## Task description
Among the records below, find each line that includes the string "weight" and copy it.

####

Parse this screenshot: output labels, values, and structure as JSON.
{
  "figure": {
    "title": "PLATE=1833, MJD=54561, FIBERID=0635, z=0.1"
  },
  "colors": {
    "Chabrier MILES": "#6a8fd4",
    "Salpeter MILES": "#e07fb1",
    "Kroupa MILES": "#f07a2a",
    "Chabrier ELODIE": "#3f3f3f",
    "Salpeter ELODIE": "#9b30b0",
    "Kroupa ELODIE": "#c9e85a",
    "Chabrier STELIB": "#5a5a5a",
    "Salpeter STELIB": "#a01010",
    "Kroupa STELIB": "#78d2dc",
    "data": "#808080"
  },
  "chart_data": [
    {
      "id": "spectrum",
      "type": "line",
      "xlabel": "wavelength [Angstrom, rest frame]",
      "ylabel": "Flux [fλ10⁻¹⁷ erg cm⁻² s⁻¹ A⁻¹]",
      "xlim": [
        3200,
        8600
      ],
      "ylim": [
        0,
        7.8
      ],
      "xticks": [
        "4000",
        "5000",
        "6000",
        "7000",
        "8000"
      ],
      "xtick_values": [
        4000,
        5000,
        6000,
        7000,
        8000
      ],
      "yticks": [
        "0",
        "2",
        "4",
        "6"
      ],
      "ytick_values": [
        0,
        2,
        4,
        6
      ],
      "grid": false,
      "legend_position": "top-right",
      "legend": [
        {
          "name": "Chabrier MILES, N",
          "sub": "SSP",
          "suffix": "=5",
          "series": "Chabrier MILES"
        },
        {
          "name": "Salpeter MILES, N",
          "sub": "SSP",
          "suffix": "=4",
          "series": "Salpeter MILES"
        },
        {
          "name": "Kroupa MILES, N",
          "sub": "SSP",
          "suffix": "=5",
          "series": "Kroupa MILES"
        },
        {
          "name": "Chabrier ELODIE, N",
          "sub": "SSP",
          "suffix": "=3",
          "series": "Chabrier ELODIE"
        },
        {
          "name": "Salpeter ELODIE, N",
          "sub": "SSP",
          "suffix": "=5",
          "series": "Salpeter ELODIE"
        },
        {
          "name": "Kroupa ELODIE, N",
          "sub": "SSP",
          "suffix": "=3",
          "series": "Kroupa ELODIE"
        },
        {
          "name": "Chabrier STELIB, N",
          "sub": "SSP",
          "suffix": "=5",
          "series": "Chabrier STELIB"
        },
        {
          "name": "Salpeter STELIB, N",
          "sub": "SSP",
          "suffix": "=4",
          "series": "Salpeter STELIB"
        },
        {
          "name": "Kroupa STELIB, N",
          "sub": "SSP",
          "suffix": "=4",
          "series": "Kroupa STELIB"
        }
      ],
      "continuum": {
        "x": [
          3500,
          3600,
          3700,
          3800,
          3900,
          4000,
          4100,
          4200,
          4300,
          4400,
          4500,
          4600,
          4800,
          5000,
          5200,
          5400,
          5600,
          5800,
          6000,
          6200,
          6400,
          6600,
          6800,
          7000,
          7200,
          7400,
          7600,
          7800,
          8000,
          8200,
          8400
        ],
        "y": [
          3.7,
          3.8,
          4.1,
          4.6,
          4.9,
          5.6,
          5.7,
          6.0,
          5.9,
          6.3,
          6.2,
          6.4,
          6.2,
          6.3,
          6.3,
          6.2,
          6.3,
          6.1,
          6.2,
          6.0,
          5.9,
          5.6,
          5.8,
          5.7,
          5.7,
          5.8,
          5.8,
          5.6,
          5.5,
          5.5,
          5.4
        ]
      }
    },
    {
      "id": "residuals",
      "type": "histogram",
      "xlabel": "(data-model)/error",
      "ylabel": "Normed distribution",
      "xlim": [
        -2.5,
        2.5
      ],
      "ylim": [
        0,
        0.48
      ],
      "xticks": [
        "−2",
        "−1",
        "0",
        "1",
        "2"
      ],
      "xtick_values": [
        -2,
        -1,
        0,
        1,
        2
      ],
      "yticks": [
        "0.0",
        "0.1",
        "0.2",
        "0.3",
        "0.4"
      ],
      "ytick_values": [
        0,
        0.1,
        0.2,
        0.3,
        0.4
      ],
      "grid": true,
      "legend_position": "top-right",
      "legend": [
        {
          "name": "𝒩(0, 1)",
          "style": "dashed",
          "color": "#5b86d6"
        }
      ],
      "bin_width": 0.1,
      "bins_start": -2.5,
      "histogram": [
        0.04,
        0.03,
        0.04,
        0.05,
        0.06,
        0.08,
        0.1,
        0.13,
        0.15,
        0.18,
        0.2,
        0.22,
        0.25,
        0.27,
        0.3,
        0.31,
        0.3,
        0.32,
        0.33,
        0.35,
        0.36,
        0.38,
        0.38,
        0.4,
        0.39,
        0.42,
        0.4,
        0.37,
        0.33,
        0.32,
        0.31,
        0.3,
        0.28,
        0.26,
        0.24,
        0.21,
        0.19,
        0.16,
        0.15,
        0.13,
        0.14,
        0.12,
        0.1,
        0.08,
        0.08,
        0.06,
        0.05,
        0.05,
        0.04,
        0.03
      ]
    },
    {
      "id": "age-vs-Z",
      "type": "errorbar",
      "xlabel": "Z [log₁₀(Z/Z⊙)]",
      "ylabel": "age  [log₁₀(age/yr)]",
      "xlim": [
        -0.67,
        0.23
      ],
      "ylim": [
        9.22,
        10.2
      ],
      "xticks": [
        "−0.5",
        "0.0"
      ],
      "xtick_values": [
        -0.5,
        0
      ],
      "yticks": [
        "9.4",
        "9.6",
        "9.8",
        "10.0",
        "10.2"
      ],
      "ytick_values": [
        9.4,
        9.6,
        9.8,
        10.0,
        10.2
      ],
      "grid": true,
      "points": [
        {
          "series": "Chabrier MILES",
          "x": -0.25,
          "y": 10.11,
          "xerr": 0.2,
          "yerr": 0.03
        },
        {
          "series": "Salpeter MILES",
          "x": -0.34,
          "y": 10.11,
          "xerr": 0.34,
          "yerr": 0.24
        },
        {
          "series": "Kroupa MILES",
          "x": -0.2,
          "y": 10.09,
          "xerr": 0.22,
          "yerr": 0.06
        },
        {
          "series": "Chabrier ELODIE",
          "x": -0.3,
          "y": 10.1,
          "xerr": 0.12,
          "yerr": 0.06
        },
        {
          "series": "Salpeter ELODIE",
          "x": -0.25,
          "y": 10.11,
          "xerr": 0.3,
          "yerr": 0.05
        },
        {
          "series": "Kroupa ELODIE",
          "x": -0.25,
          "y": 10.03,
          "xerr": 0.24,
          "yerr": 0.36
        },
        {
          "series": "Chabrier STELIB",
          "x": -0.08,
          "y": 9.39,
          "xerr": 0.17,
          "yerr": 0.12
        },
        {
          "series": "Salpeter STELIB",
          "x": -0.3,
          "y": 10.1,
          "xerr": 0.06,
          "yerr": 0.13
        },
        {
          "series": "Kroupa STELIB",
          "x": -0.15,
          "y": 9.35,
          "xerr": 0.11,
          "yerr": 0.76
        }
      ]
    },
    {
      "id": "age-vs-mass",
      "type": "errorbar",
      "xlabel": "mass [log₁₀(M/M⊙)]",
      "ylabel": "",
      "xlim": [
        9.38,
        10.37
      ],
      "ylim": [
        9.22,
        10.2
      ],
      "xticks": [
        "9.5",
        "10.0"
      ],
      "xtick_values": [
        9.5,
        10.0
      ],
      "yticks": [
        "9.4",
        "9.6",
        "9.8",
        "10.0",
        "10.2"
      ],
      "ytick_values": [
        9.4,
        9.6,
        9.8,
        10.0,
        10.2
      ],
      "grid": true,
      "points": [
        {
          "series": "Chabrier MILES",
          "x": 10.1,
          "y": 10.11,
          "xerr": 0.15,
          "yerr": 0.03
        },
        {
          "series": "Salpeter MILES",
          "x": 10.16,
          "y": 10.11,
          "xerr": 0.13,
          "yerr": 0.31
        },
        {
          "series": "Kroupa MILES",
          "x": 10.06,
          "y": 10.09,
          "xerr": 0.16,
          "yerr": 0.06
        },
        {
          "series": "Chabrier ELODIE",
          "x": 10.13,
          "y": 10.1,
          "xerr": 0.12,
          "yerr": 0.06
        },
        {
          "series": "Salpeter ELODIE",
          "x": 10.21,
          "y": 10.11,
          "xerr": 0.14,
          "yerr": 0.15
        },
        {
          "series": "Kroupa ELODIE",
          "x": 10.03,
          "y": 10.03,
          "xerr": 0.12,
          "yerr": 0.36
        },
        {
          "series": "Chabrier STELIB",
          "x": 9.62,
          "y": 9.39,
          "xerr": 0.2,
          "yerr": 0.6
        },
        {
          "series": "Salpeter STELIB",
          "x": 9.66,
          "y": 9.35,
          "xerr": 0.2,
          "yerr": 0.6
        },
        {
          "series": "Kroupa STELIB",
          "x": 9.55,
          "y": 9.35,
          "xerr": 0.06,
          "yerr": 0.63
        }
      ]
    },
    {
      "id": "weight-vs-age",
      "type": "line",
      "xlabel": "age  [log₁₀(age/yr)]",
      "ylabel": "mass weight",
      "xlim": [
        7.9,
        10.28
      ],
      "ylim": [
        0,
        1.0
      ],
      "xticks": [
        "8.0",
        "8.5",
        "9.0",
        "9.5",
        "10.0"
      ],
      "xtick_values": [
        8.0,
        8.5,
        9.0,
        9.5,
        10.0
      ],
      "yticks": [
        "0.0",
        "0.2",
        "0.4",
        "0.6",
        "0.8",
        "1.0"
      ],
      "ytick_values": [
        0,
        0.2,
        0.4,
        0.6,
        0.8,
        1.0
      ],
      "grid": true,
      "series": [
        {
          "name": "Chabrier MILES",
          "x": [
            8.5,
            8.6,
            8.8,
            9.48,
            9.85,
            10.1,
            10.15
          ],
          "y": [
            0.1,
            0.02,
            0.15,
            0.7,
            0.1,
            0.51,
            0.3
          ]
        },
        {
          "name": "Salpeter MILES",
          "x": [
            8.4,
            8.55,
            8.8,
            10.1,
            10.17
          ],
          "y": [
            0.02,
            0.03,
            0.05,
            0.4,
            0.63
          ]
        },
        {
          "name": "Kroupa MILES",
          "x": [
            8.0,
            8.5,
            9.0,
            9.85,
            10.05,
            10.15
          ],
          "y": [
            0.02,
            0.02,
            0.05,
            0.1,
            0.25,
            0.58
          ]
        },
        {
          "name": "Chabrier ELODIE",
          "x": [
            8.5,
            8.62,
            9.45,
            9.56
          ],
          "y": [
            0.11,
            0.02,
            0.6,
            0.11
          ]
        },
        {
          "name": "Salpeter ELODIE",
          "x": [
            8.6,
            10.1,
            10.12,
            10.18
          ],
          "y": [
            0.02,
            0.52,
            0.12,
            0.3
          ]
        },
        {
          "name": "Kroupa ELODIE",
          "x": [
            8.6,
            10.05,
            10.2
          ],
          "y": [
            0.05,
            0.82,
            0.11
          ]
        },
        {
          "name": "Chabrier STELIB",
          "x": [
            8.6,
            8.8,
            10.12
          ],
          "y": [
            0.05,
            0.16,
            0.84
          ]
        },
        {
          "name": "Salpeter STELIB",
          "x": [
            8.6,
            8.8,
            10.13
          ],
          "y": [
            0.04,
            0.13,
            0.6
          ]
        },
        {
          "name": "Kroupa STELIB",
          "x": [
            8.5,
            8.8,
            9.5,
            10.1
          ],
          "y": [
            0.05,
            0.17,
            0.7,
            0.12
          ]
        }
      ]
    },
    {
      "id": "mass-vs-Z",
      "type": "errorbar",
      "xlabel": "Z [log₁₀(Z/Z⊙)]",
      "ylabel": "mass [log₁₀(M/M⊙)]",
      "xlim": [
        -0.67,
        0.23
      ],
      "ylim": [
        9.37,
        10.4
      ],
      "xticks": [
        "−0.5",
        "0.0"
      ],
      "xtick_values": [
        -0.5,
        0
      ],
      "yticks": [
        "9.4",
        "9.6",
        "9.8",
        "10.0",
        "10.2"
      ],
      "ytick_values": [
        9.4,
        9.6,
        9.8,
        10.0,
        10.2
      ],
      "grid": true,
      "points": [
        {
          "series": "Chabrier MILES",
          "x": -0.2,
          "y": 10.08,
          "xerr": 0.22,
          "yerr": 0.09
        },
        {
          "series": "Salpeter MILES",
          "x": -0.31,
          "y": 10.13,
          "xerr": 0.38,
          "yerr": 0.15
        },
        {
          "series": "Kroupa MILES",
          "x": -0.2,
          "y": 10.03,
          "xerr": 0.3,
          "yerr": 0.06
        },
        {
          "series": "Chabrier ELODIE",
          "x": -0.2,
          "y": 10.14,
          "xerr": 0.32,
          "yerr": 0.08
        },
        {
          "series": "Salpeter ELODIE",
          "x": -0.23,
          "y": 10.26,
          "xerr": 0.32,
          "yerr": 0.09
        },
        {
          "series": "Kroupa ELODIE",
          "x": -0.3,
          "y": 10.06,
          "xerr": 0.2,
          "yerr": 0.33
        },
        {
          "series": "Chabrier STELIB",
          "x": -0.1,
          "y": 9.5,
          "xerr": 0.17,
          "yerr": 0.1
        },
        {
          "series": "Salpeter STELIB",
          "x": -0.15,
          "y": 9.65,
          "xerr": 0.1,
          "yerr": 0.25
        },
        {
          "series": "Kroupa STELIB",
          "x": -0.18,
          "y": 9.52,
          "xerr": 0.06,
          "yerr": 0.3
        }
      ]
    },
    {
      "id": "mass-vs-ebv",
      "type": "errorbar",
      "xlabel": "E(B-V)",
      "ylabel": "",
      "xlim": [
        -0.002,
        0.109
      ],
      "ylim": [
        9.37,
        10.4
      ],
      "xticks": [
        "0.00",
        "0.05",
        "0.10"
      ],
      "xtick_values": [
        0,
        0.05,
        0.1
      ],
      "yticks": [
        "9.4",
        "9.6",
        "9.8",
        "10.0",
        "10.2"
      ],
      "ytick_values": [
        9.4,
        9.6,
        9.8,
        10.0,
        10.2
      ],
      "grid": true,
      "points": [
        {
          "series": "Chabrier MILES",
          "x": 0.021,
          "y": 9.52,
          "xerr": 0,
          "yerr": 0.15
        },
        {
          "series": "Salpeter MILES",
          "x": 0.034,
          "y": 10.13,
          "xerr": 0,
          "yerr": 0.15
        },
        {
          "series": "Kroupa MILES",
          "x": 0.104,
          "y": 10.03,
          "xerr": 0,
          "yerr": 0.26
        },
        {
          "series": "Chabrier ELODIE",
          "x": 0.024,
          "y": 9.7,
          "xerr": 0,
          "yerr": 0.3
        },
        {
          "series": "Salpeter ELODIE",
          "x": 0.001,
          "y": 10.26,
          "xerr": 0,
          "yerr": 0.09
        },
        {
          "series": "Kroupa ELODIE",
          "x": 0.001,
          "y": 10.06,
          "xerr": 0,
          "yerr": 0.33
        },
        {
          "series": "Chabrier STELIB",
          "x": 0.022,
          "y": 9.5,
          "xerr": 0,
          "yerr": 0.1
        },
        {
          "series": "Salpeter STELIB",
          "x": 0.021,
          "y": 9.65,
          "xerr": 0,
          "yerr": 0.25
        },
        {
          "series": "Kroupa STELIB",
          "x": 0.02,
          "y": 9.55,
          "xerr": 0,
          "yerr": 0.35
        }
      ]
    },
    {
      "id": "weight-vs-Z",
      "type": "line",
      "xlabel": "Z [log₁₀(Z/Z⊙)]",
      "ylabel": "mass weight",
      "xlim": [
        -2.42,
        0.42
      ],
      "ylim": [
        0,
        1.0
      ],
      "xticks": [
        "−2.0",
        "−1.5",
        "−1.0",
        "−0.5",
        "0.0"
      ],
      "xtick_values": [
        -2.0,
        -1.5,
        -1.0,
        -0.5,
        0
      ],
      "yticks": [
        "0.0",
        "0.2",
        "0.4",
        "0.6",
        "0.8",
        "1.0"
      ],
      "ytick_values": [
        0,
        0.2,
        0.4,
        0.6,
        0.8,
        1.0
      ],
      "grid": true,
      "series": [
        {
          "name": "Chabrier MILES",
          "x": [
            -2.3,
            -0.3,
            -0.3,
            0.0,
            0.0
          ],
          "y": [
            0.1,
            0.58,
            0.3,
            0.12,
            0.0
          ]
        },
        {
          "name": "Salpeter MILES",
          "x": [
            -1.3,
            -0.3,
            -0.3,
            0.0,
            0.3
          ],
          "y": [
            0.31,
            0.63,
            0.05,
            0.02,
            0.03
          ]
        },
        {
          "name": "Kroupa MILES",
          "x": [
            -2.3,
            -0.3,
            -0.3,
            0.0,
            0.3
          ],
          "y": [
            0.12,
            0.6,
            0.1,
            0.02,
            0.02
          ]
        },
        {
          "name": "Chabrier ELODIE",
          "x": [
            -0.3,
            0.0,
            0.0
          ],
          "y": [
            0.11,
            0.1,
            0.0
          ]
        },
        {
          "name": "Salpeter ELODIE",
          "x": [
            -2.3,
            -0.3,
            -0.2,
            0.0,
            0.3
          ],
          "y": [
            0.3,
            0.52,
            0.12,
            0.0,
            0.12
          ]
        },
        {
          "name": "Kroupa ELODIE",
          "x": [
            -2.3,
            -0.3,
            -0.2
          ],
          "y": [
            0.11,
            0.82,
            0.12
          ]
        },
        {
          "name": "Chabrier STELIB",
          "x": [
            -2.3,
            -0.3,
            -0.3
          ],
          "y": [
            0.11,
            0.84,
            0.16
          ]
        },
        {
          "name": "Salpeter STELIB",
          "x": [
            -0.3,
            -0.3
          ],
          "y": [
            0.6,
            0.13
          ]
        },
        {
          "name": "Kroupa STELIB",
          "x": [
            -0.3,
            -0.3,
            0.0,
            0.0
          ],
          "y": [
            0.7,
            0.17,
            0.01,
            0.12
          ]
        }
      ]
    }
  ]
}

####

## Finished exercise
      "id": "weight-vs-age",
      "ylabel": "mass weight",
      "id": "weight-vs-Z",
      "ylabel": "mass weight",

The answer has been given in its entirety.